→ **Dataset items**
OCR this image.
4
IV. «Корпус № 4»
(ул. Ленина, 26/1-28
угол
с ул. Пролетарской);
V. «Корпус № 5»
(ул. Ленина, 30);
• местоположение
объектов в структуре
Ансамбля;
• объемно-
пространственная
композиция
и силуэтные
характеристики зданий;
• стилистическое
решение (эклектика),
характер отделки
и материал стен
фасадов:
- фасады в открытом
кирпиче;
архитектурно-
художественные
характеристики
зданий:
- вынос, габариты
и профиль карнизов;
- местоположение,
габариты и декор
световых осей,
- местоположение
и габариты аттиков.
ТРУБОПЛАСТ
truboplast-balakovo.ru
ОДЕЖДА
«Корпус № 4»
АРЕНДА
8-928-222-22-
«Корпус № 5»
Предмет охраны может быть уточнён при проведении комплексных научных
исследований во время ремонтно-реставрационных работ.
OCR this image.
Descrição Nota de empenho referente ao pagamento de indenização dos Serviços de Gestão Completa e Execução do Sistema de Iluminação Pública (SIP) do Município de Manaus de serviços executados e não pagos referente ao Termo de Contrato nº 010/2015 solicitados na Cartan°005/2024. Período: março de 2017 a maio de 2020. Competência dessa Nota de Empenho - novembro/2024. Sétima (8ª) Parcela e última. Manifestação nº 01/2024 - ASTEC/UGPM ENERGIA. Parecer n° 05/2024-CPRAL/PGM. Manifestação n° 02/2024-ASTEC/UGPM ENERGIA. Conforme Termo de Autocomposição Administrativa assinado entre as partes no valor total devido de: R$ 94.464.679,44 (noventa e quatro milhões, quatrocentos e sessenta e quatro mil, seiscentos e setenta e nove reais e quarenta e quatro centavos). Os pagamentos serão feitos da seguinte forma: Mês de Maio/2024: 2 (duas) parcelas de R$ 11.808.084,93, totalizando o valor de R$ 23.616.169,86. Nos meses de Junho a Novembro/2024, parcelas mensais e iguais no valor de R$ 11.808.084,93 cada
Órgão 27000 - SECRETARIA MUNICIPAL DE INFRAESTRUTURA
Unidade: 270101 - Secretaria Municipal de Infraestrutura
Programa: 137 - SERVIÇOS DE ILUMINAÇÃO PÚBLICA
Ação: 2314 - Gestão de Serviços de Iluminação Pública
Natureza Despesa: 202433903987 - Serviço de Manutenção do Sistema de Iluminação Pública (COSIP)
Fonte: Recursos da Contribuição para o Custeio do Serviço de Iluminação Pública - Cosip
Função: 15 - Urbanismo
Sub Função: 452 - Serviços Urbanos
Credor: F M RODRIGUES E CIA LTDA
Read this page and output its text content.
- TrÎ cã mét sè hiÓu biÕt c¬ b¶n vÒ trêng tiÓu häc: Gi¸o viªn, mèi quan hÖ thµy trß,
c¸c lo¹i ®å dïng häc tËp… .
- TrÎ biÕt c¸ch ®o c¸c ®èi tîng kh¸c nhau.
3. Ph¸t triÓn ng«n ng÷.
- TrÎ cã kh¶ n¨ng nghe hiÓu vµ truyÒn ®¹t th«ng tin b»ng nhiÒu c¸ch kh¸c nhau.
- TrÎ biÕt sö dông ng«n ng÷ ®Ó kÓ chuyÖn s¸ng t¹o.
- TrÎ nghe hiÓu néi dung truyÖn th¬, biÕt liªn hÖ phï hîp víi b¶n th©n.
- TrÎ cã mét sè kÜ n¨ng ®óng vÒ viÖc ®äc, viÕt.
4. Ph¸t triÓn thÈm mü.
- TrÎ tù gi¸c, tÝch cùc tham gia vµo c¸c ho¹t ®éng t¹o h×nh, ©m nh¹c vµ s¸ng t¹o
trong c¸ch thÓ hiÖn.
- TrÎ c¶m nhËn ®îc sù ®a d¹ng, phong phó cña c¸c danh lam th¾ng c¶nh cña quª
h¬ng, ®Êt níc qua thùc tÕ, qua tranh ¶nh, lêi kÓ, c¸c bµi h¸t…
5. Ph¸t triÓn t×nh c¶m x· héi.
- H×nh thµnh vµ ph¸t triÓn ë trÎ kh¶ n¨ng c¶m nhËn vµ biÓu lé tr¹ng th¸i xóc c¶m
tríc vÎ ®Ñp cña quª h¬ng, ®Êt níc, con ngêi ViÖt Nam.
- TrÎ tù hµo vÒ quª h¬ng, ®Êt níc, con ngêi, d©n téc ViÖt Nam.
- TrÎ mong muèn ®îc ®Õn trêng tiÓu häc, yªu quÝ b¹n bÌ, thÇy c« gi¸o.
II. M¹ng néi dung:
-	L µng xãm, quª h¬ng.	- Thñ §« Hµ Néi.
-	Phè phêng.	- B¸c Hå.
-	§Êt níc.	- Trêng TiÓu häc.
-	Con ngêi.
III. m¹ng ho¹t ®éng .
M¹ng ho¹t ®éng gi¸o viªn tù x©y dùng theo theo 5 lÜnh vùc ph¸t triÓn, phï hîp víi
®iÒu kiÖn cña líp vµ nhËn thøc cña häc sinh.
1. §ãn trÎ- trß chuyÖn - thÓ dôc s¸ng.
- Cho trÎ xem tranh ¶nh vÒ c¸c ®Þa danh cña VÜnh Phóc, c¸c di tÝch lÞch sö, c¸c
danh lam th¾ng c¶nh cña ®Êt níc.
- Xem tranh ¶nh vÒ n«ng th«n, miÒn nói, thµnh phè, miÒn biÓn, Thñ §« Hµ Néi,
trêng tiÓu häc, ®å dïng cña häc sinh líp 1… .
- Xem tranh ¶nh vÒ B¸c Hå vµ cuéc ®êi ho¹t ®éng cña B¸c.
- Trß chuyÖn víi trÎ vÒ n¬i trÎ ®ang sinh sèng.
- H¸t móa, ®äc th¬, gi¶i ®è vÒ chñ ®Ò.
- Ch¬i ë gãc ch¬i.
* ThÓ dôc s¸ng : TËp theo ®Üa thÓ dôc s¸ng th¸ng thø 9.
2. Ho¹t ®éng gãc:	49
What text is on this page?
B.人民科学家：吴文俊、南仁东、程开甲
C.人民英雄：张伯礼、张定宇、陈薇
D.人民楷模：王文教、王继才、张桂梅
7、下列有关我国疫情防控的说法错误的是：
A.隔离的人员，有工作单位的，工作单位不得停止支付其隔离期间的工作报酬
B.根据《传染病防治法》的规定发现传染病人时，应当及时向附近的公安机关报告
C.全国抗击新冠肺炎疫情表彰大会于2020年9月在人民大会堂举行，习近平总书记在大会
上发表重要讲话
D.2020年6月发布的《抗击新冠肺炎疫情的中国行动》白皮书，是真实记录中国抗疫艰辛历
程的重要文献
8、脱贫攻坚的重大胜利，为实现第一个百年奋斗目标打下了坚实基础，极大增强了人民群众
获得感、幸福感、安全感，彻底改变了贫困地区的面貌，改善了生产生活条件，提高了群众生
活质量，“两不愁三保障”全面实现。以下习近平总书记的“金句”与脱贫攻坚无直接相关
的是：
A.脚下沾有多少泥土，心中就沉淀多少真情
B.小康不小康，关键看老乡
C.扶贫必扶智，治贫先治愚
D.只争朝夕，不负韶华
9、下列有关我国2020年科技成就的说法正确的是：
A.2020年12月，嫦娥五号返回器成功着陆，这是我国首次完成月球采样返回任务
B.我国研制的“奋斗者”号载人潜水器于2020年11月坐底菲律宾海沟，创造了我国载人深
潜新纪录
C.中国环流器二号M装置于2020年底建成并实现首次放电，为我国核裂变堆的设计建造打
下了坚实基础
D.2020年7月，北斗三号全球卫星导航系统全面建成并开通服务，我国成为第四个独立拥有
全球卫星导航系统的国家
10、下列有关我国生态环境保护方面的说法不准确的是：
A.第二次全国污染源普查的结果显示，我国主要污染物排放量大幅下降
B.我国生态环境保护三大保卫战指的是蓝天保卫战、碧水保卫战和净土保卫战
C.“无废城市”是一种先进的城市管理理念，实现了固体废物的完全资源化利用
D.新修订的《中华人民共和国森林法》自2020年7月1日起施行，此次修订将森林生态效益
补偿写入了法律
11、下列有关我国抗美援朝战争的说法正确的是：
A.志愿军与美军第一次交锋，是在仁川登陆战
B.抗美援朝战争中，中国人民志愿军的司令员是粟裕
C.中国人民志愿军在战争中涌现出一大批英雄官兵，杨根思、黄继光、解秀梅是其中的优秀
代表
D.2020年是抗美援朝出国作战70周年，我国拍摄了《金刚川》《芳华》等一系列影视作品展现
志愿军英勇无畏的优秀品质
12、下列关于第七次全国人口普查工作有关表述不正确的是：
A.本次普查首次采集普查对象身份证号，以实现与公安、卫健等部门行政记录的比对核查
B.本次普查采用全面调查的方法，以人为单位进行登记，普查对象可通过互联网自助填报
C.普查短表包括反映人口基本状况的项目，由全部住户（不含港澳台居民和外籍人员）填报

→ **WHAT IS NEEDED**
Search the listing above for the string "hiÓu". Copy every line that contains it.

→ **FINISHED EXERCISE**
- TrÎ cã mét sè hiÓu biÕt c¬ b¶n vÒ trêng tiÓu häc: Gi¸o viªn, mèi quan hÖ thµy trß,
- TrÎ cã kh¶ n¨ng nghe hiÓu vµ truyÒn ®¹t th«ng tin b»ng nhiÒu c¸ch kh¸c nhau.
- TrÎ nghe hiÓu néi dung truyÖn th¬, biÕt liªn hÖ phï hîp víi b¶n th©n.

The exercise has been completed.